Problem to solve ::
Reproduce the lines of the material below unchanged, from the line with "measurement-point: [198, 105, 205, 112]" to the line with "predicted-star-point: [669, 394, 682, 406]", including both.

** start Input material **

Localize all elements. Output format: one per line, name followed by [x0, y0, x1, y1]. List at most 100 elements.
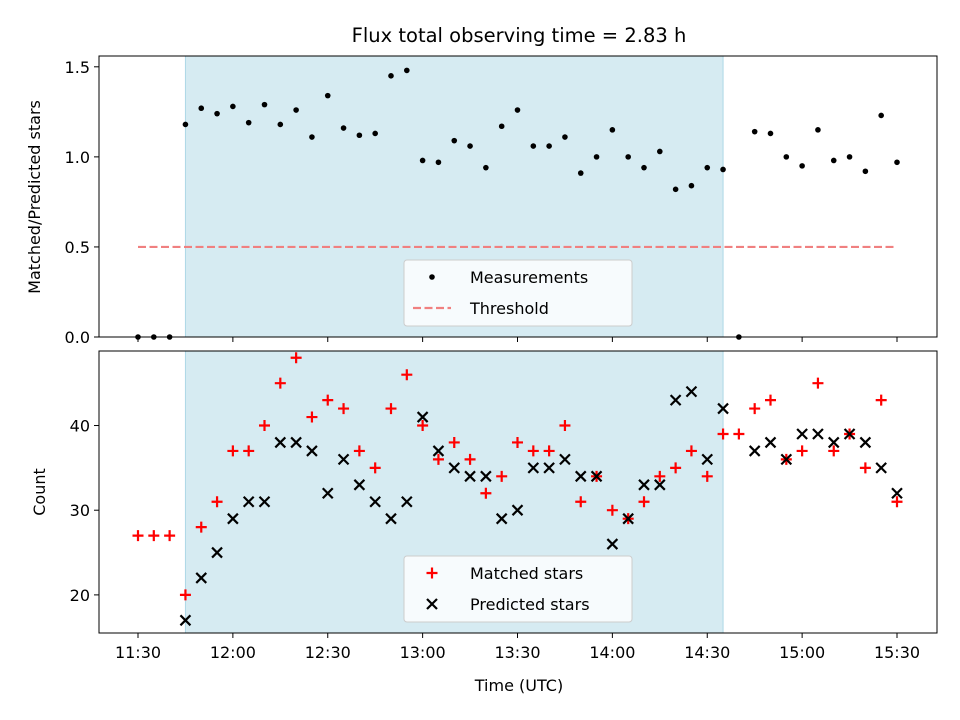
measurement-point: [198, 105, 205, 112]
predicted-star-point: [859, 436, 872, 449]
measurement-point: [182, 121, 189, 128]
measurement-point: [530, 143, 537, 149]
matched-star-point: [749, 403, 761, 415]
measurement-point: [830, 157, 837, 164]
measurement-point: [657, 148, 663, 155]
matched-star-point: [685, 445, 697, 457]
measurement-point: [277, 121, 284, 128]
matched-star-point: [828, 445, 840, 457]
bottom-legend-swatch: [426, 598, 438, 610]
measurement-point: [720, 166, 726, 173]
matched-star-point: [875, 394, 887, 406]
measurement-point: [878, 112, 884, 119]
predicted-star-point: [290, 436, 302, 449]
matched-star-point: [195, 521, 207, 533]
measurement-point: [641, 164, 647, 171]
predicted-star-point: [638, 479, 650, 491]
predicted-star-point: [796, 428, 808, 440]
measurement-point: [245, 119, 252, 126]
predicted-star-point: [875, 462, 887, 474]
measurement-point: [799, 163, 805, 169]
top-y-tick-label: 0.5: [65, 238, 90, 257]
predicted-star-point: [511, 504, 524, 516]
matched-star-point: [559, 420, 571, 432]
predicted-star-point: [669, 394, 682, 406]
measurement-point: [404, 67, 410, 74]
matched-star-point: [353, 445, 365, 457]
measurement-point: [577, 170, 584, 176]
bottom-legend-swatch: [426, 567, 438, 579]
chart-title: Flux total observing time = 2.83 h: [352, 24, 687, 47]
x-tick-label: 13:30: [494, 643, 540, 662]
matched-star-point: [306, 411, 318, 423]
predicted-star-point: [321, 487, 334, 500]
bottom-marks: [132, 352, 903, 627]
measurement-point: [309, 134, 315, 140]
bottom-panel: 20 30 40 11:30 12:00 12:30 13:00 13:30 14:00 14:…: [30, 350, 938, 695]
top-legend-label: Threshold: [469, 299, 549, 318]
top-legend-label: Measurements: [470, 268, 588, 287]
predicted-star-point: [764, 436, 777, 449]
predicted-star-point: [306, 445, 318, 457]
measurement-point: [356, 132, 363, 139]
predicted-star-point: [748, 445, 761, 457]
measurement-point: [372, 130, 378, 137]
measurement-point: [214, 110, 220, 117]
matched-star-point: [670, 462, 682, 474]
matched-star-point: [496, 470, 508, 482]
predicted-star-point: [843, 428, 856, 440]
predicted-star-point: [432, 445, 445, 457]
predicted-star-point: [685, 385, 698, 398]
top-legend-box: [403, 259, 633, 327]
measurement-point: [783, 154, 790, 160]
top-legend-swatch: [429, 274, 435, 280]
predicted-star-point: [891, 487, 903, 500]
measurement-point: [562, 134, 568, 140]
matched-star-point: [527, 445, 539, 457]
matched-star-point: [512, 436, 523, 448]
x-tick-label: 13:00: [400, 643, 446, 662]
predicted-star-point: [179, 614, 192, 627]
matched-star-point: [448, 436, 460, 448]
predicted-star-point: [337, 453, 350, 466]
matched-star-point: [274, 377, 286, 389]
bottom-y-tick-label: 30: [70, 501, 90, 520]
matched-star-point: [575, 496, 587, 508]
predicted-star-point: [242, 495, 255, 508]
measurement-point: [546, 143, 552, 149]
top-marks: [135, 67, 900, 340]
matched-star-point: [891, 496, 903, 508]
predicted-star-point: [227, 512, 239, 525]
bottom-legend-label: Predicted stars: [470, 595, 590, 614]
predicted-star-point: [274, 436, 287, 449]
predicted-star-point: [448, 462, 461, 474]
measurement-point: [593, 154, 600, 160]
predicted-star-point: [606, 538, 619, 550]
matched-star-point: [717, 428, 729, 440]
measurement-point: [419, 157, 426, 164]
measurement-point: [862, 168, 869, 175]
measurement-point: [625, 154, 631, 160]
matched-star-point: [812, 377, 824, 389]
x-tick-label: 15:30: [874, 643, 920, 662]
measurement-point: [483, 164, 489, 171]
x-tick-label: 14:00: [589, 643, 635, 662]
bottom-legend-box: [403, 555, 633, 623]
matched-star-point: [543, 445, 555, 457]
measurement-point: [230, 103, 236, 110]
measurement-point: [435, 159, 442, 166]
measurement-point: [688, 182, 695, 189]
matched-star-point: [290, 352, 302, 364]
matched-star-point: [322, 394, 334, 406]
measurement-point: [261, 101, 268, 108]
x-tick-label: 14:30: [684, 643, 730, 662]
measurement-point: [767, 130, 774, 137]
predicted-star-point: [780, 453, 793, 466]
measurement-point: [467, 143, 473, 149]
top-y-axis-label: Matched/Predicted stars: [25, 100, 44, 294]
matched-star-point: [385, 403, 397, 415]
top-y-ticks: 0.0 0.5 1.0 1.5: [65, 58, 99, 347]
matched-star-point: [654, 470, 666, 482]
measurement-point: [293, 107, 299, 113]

** end Input material **

Expected answer ::
measurement-point: [198, 105, 205, 112]
predicted-star-point: [859, 436, 872, 449]
measurement-point: [182, 121, 189, 128]
measurement-point: [530, 143, 537, 149]
matched-star-point: [749, 403, 761, 415]
measurement-point: [830, 157, 837, 164]
measurement-point: [657, 148, 663, 155]
matched-star-point: [685, 445, 697, 457]
measurement-point: [277, 121, 284, 128]
matched-star-point: [828, 445, 840, 457]
bottom-legend-swatch: [426, 598, 438, 610]
measurement-point: [720, 166, 726, 173]
matched-star-point: [875, 394, 887, 406]
measurement-point: [878, 112, 884, 119]
predicted-star-point: [290, 436, 302, 449]
matched-star-point: [195, 521, 207, 533]
measurement-point: [641, 164, 647, 171]
predicted-star-point: [638, 479, 650, 491]
predicted-star-point: [796, 428, 808, 440]
measurement-point: [245, 119, 252, 126]
predicted-star-point: [875, 462, 887, 474]
measurement-point: [799, 163, 805, 169]
top-y-tick-label: 0.5: [65, 238, 90, 257]
predicted-star-point: [511, 504, 524, 516]
matched-star-point: [559, 420, 571, 432]
predicted-star-point: [669, 394, 682, 406]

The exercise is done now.